■ EXERCISE DESCRIPTION
In the records below, find each line containing the word "this" and copy it.

Dataset items:
↓

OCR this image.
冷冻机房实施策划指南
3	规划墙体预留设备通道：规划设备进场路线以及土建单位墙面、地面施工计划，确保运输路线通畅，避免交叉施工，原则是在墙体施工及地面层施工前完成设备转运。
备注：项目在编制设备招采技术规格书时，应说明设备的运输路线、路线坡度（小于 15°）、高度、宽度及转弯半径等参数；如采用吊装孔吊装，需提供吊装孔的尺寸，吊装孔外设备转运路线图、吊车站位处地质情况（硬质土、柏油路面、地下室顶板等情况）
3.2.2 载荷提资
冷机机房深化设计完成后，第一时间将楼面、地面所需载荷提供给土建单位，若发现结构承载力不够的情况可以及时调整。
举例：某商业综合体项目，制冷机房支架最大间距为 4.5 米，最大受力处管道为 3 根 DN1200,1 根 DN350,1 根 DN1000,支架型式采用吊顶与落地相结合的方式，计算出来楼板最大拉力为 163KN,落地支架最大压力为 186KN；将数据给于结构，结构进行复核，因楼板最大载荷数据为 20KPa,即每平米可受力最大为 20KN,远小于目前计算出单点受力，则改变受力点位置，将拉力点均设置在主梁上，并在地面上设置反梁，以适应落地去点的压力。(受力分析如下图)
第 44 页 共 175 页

↑
↓

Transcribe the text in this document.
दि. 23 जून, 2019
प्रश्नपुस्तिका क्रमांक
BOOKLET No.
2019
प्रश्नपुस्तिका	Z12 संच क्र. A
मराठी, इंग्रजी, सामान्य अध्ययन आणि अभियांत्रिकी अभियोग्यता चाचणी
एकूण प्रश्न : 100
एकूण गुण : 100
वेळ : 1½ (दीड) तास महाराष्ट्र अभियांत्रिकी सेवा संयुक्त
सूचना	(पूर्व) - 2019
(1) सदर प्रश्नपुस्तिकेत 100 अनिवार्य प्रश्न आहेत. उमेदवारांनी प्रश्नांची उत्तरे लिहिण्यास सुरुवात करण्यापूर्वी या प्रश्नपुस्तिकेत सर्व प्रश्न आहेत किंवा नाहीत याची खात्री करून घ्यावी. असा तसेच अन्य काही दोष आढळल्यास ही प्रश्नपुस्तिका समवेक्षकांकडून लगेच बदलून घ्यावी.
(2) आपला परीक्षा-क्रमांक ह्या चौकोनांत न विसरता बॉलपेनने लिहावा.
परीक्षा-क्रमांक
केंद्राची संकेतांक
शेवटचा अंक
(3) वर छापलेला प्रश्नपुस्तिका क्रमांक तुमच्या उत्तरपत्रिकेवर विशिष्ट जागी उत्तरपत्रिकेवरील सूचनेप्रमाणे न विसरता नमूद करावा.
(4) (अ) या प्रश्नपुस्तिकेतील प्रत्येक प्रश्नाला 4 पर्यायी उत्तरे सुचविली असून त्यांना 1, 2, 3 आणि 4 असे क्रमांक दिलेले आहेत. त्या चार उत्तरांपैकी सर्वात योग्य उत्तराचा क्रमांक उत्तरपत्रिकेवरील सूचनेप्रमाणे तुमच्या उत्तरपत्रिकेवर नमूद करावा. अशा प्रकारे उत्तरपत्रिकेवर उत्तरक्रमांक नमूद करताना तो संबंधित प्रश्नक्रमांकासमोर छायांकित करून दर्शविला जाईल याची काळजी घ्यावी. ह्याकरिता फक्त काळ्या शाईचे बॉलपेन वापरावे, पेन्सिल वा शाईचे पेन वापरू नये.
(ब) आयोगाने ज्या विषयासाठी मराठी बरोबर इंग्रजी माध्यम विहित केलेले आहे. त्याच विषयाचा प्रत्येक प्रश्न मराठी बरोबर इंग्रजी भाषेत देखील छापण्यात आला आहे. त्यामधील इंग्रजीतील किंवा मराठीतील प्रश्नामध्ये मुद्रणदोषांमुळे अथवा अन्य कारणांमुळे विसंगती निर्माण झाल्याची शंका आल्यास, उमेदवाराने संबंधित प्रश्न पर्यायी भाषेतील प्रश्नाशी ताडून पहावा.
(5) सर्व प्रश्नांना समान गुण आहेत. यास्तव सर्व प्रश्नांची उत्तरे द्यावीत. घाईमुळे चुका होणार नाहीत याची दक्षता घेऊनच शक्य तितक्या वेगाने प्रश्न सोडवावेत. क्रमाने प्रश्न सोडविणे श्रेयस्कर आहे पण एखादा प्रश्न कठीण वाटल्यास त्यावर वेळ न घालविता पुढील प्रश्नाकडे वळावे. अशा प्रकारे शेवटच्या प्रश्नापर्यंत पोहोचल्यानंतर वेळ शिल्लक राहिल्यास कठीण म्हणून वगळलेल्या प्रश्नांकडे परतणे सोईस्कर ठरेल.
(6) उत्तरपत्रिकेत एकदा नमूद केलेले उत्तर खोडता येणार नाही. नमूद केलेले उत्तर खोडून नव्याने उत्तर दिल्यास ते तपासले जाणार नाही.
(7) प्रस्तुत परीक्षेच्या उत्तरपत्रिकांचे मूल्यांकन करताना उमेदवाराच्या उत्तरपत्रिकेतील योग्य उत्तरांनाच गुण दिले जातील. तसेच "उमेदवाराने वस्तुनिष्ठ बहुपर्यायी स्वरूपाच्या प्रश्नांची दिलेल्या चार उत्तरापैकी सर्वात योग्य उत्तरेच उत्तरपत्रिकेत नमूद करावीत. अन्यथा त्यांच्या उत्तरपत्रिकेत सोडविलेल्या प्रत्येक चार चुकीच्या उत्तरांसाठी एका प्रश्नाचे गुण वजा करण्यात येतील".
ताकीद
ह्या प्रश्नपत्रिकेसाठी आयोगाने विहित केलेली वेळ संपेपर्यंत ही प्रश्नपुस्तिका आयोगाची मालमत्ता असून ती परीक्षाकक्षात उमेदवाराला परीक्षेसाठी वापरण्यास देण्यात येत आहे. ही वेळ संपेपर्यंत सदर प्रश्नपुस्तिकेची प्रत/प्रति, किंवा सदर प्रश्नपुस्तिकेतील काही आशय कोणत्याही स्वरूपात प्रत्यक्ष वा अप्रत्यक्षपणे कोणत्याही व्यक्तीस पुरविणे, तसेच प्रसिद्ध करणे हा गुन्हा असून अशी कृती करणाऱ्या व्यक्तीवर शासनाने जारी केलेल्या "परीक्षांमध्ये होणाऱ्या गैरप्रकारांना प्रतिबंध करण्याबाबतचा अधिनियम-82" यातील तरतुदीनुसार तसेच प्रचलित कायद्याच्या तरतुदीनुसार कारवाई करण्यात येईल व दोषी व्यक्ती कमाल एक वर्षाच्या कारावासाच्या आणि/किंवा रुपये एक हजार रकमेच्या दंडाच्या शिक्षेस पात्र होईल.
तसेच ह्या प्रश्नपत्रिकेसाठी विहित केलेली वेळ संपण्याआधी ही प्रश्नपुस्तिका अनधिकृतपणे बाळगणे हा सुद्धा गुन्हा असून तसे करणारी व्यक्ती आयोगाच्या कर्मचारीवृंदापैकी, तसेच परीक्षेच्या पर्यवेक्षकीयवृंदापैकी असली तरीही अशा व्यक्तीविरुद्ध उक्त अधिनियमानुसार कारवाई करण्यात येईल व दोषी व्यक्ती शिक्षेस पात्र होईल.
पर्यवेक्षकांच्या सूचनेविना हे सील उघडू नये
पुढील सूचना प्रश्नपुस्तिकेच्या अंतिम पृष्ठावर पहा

↑

■ RESULT
OCR this image.
Transcribe the text in this document.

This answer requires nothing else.